Stored items
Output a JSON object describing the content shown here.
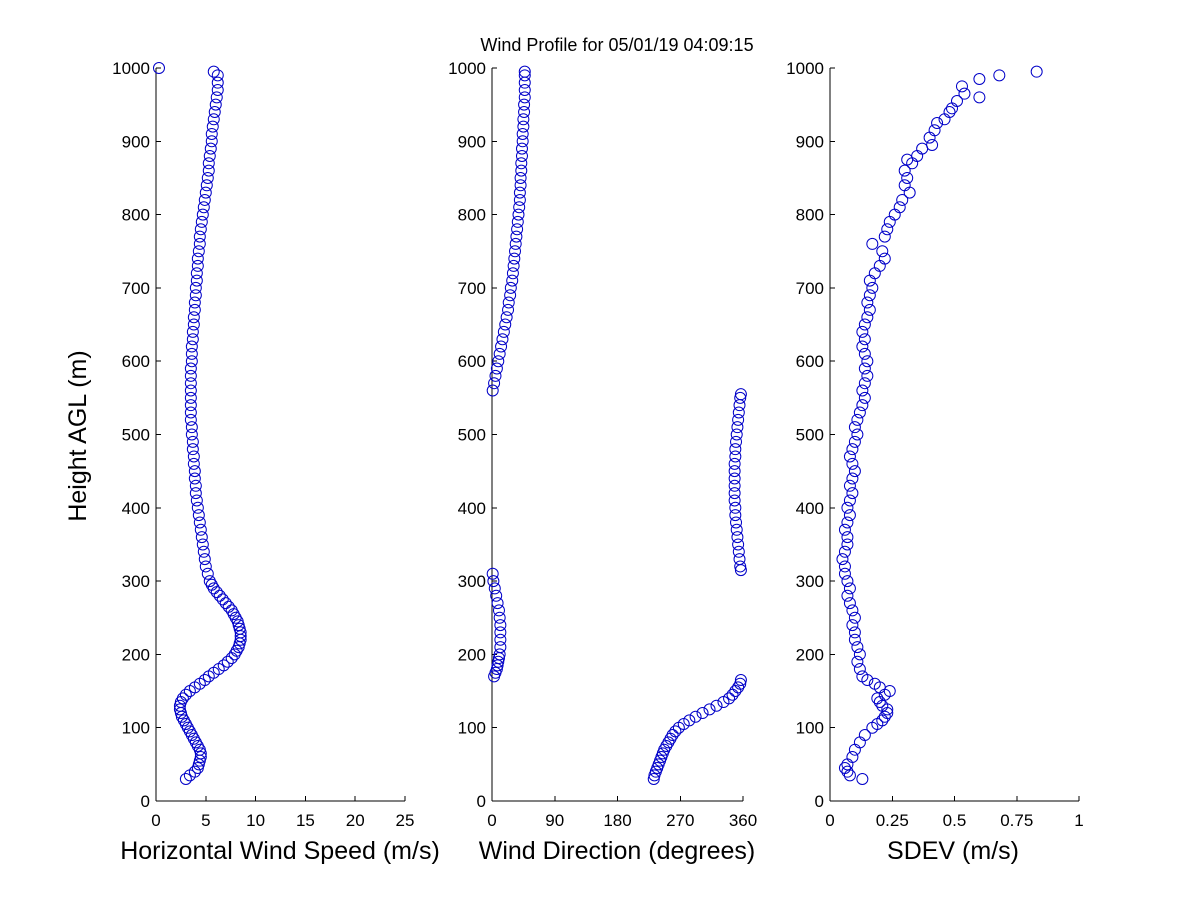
{
  "title": "Wind Profile for  05/01/19 04:09:15",
  "marker_color": "#0000c8",
  "chart_data": [
    {
      "type": "scatter",
      "name": "speed",
      "xlabel": "Horizontal Wind Speed (m/s)",
      "ylabel": "Height AGL (m)",
      "xlim": [
        0,
        25
      ],
      "ylim": [
        0,
        1000
      ],
      "xticks": [
        "0",
        "5",
        "10",
        "15",
        "20",
        "25"
      ],
      "yticks": [
        "0",
        "100",
        "200",
        "300",
        "400",
        "500",
        "600",
        "700",
        "800",
        "900",
        "1000"
      ],
      "points": [
        [
          0.3,
          1000
        ],
        [
          3.0,
          30
        ],
        [
          3.4,
          35
        ],
        [
          3.9,
          40
        ],
        [
          4.2,
          45
        ],
        [
          4.3,
          50
        ],
        [
          4.4,
          55
        ],
        [
          4.5,
          60
        ],
        [
          4.5,
          65
        ],
        [
          4.4,
          70
        ],
        [
          4.2,
          75
        ],
        [
          4.0,
          80
        ],
        [
          3.8,
          85
        ],
        [
          3.6,
          90
        ],
        [
          3.4,
          95
        ],
        [
          3.2,
          100
        ],
        [
          3.0,
          105
        ],
        [
          2.8,
          110
        ],
        [
          2.6,
          115
        ],
        [
          2.5,
          120
        ],
        [
          2.4,
          125
        ],
        [
          2.4,
          130
        ],
        [
          2.5,
          135
        ],
        [
          2.7,
          140
        ],
        [
          3.0,
          145
        ],
        [
          3.4,
          150
        ],
        [
          3.9,
          155
        ],
        [
          4.4,
          160
        ],
        [
          4.9,
          165
        ],
        [
          5.3,
          170
        ],
        [
          5.8,
          175
        ],
        [
          6.3,
          180
        ],
        [
          6.8,
          185
        ],
        [
          7.2,
          190
        ],
        [
          7.6,
          195
        ],
        [
          7.9,
          200
        ],
        [
          8.1,
          205
        ],
        [
          8.3,
          210
        ],
        [
          8.4,
          215
        ],
        [
          8.5,
          220
        ],
        [
          8.5,
          225
        ],
        [
          8.5,
          230
        ],
        [
          8.4,
          235
        ],
        [
          8.3,
          240
        ],
        [
          8.2,
          245
        ],
        [
          8.0,
          250
        ],
        [
          7.8,
          255
        ],
        [
          7.6,
          260
        ],
        [
          7.3,
          265
        ],
        [
          7.0,
          270
        ],
        [
          6.7,
          275
        ],
        [
          6.4,
          280
        ],
        [
          6.1,
          285
        ],
        [
          5.8,
          290
        ],
        [
          5.6,
          295
        ],
        [
          5.4,
          300
        ],
        [
          5.2,
          310
        ],
        [
          5.0,
          320
        ],
        [
          4.9,
          330
        ],
        [
          4.8,
          340
        ],
        [
          4.7,
          350
        ],
        [
          4.6,
          360
        ],
        [
          4.5,
          370
        ],
        [
          4.4,
          380
        ],
        [
          4.3,
          390
        ],
        [
          4.2,
          400
        ],
        [
          4.1,
          410
        ],
        [
          4.0,
          420
        ],
        [
          4.0,
          430
        ],
        [
          3.9,
          440
        ],
        [
          3.9,
          450
        ],
        [
          3.8,
          460
        ],
        [
          3.8,
          470
        ],
        [
          3.7,
          480
        ],
        [
          3.7,
          490
        ],
        [
          3.6,
          500
        ],
        [
          3.6,
          510
        ],
        [
          3.5,
          520
        ],
        [
          3.5,
          530
        ],
        [
          3.5,
          540
        ],
        [
          3.5,
          550
        ],
        [
          3.5,
          560
        ],
        [
          3.5,
          570
        ],
        [
          3.5,
          580
        ],
        [
          3.5,
          590
        ],
        [
          3.6,
          600
        ],
        [
          3.6,
          610
        ],
        [
          3.6,
          620
        ],
        [
          3.7,
          630
        ],
        [
          3.7,
          640
        ],
        [
          3.8,
          650
        ],
        [
          3.8,
          660
        ],
        [
          3.9,
          670
        ],
        [
          3.9,
          680
        ],
        [
          4.0,
          690
        ],
        [
          4.0,
          700
        ],
        [
          4.1,
          710
        ],
        [
          4.1,
          720
        ],
        [
          4.2,
          730
        ],
        [
          4.2,
          740
        ],
        [
          4.3,
          750
        ],
        [
          4.4,
          760
        ],
        [
          4.4,
          770
        ],
        [
          4.5,
          780
        ],
        [
          4.6,
          790
        ],
        [
          4.7,
          800
        ],
        [
          4.8,
          810
        ],
        [
          4.9,
          820
        ],
        [
          5.0,
          830
        ],
        [
          5.1,
          840
        ],
        [
          5.2,
          850
        ],
        [
          5.3,
          860
        ],
        [
          5.3,
          870
        ],
        [
          5.4,
          880
        ],
        [
          5.5,
          890
        ],
        [
          5.6,
          900
        ],
        [
          5.6,
          910
        ],
        [
          5.7,
          920
        ],
        [
          5.8,
          930
        ],
        [
          5.9,
          940
        ],
        [
          6.0,
          950
        ],
        [
          6.1,
          960
        ],
        [
          6.2,
          970
        ],
        [
          6.2,
          980
        ],
        [
          6.2,
          990
        ],
        [
          5.8,
          995
        ]
      ]
    },
    {
      "type": "scatter",
      "name": "direction",
      "xlabel": "Wind Direction (degrees)",
      "ylabel": "",
      "xlim": [
        0,
        360
      ],
      "ylim": [
        0,
        1000
      ],
      "xticks": [
        "0",
        "90",
        "180",
        "270",
        "360"
      ],
      "yticks": [
        "0",
        "100",
        "200",
        "300",
        "400",
        "500",
        "600",
        "700",
        "800",
        "900",
        "1000"
      ],
      "points": [
        [
          232,
          30
        ],
        [
          233,
          35
        ],
        [
          235,
          40
        ],
        [
          237,
          45
        ],
        [
          239,
          50
        ],
        [
          241,
          55
        ],
        [
          243,
          60
        ],
        [
          245,
          65
        ],
        [
          247,
          70
        ],
        [
          250,
          75
        ],
        [
          253,
          80
        ],
        [
          256,
          85
        ],
        [
          259,
          90
        ],
        [
          263,
          95
        ],
        [
          268,
          100
        ],
        [
          275,
          105
        ],
        [
          283,
          110
        ],
        [
          292,
          115
        ],
        [
          302,
          120
        ],
        [
          312,
          125
        ],
        [
          322,
          130
        ],
        [
          332,
          135
        ],
        [
          340,
          140
        ],
        [
          345,
          145
        ],
        [
          349,
          150
        ],
        [
          353,
          155
        ],
        [
          356,
          160
        ],
        [
          357,
          165
        ],
        [
          3,
          170
        ],
        [
          5,
          175
        ],
        [
          7,
          180
        ],
        [
          8,
          185
        ],
        [
          9,
          190
        ],
        [
          10,
          195
        ],
        [
          11,
          200
        ],
        [
          12,
          210
        ],
        [
          12,
          220
        ],
        [
          12,
          230
        ],
        [
          12,
          240
        ],
        [
          11,
          250
        ],
        [
          10,
          260
        ],
        [
          8,
          270
        ],
        [
          6,
          280
        ],
        [
          4,
          290
        ],
        [
          2,
          300
        ],
        [
          1,
          310
        ],
        [
          357,
          315
        ],
        [
          356,
          320
        ],
        [
          355,
          330
        ],
        [
          354,
          340
        ],
        [
          353,
          350
        ],
        [
          352,
          360
        ],
        [
          351,
          370
        ],
        [
          350,
          380
        ],
        [
          349,
          390
        ],
        [
          349,
          400
        ],
        [
          348,
          410
        ],
        [
          348,
          420
        ],
        [
          348,
          430
        ],
        [
          348,
          440
        ],
        [
          348,
          450
        ],
        [
          348,
          460
        ],
        [
          349,
          470
        ],
        [
          349,
          480
        ],
        [
          350,
          490
        ],
        [
          351,
          500
        ],
        [
          352,
          510
        ],
        [
          353,
          520
        ],
        [
          354,
          530
        ],
        [
          355,
          540
        ],
        [
          356,
          550
        ],
        [
          357,
          555
        ],
        [
          1,
          560
        ],
        [
          3,
          570
        ],
        [
          5,
          580
        ],
        [
          7,
          590
        ],
        [
          9,
          600
        ],
        [
          11,
          610
        ],
        [
          13,
          620
        ],
        [
          15,
          630
        ],
        [
          17,
          640
        ],
        [
          19,
          650
        ],
        [
          21,
          660
        ],
        [
          23,
          670
        ],
        [
          24,
          680
        ],
        [
          26,
          690
        ],
        [
          27,
          700
        ],
        [
          29,
          710
        ],
        [
          30,
          720
        ],
        [
          31,
          730
        ],
        [
          32,
          740
        ],
        [
          33,
          750
        ],
        [
          34,
          760
        ],
        [
          35,
          770
        ],
        [
          36,
          780
        ],
        [
          37,
          790
        ],
        [
          38,
          800
        ],
        [
          39,
          810
        ],
        [
          40,
          820
        ],
        [
          40,
          830
        ],
        [
          41,
          840
        ],
        [
          41,
          850
        ],
        [
          42,
          860
        ],
        [
          42,
          870
        ],
        [
          43,
          880
        ],
        [
          43,
          890
        ],
        [
          44,
          900
        ],
        [
          44,
          910
        ],
        [
          45,
          920
        ],
        [
          45,
          930
        ],
        [
          46,
          940
        ],
        [
          46,
          950
        ],
        [
          47,
          960
        ],
        [
          47,
          970
        ],
        [
          47,
          980
        ],
        [
          47,
          990
        ],
        [
          47,
          995
        ]
      ]
    },
    {
      "type": "scatter",
      "name": "sdev",
      "xlabel": "SDEV  (m/s)",
      "ylabel": "",
      "xlim": [
        0,
        1
      ],
      "ylim": [
        0,
        1000
      ],
      "xticks": [
        "0",
        "0.25",
        "0.5",
        "0.75",
        "1"
      ],
      "yticks": [
        "0",
        "100",
        "200",
        "300",
        "400",
        "500",
        "600",
        "700",
        "800",
        "900",
        "1000"
      ],
      "points": [
        [
          0.13,
          30
        ],
        [
          0.08,
          35
        ],
        [
          0.07,
          40
        ],
        [
          0.06,
          45
        ],
        [
          0.07,
          50
        ],
        [
          0.09,
          60
        ],
        [
          0.1,
          70
        ],
        [
          0.12,
          80
        ],
        [
          0.14,
          90
        ],
        [
          0.17,
          100
        ],
        [
          0.19,
          105
        ],
        [
          0.21,
          110
        ],
        [
          0.22,
          115
        ],
        [
          0.23,
          120
        ],
        [
          0.23,
          125
        ],
        [
          0.21,
          130
        ],
        [
          0.2,
          135
        ],
        [
          0.19,
          140
        ],
        [
          0.22,
          145
        ],
        [
          0.24,
          150
        ],
        [
          0.2,
          155
        ],
        [
          0.18,
          160
        ],
        [
          0.15,
          165
        ],
        [
          0.13,
          170
        ],
        [
          0.12,
          180
        ],
        [
          0.11,
          190
        ],
        [
          0.12,
          200
        ],
        [
          0.11,
          210
        ],
        [
          0.1,
          220
        ],
        [
          0.1,
          230
        ],
        [
          0.09,
          240
        ],
        [
          0.1,
          250
        ],
        [
          0.09,
          260
        ],
        [
          0.08,
          270
        ],
        [
          0.07,
          280
        ],
        [
          0.08,
          290
        ],
        [
          0.07,
          300
        ],
        [
          0.06,
          310
        ],
        [
          0.06,
          320
        ],
        [
          0.05,
          330
        ],
        [
          0.06,
          340
        ],
        [
          0.07,
          350
        ],
        [
          0.07,
          360
        ],
        [
          0.06,
          370
        ],
        [
          0.07,
          380
        ],
        [
          0.08,
          390
        ],
        [
          0.07,
          400
        ],
        [
          0.08,
          410
        ],
        [
          0.09,
          420
        ],
        [
          0.08,
          430
        ],
        [
          0.09,
          440
        ],
        [
          0.1,
          450
        ],
        [
          0.09,
          460
        ],
        [
          0.08,
          470
        ],
        [
          0.09,
          480
        ],
        [
          0.1,
          490
        ],
        [
          0.11,
          500
        ],
        [
          0.1,
          510
        ],
        [
          0.11,
          520
        ],
        [
          0.12,
          530
        ],
        [
          0.13,
          540
        ],
        [
          0.14,
          550
        ],
        [
          0.13,
          560
        ],
        [
          0.14,
          570
        ],
        [
          0.15,
          580
        ],
        [
          0.14,
          590
        ],
        [
          0.15,
          600
        ],
        [
          0.14,
          610
        ],
        [
          0.13,
          620
        ],
        [
          0.14,
          630
        ],
        [
          0.13,
          640
        ],
        [
          0.14,
          650
        ],
        [
          0.15,
          660
        ],
        [
          0.16,
          670
        ],
        [
          0.15,
          680
        ],
        [
          0.16,
          690
        ],
        [
          0.17,
          700
        ],
        [
          0.16,
          710
        ],
        [
          0.18,
          720
        ],
        [
          0.2,
          730
        ],
        [
          0.22,
          740
        ],
        [
          0.21,
          750
        ],
        [
          0.17,
          760
        ],
        [
          0.22,
          770
        ],
        [
          0.23,
          780
        ],
        [
          0.24,
          790
        ],
        [
          0.26,
          800
        ],
        [
          0.28,
          810
        ],
        [
          0.29,
          820
        ],
        [
          0.32,
          830
        ],
        [
          0.3,
          840
        ],
        [
          0.31,
          850
        ],
        [
          0.3,
          860
        ],
        [
          0.33,
          870
        ],
        [
          0.31,
          875
        ],
        [
          0.35,
          880
        ],
        [
          0.37,
          890
        ],
        [
          0.41,
          895
        ],
        [
          0.4,
          905
        ],
        [
          0.42,
          915
        ],
        [
          0.43,
          925
        ],
        [
          0.46,
          930
        ],
        [
          0.48,
          940
        ],
        [
          0.49,
          945
        ],
        [
          0.51,
          955
        ],
        [
          0.54,
          965
        ],
        [
          0.53,
          975
        ],
        [
          0.6,
          960
        ],
        [
          0.6,
          985
        ],
        [
          0.68,
          990
        ],
        [
          0.83,
          995
        ]
      ]
    }
  ]
}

#### [WHAT YOU HAVE TO DO]
Find and copy each line above that includes the string "name".

#### [REPLY]
      "name": "speed",
      "name": "direction",
      "name": "sdev",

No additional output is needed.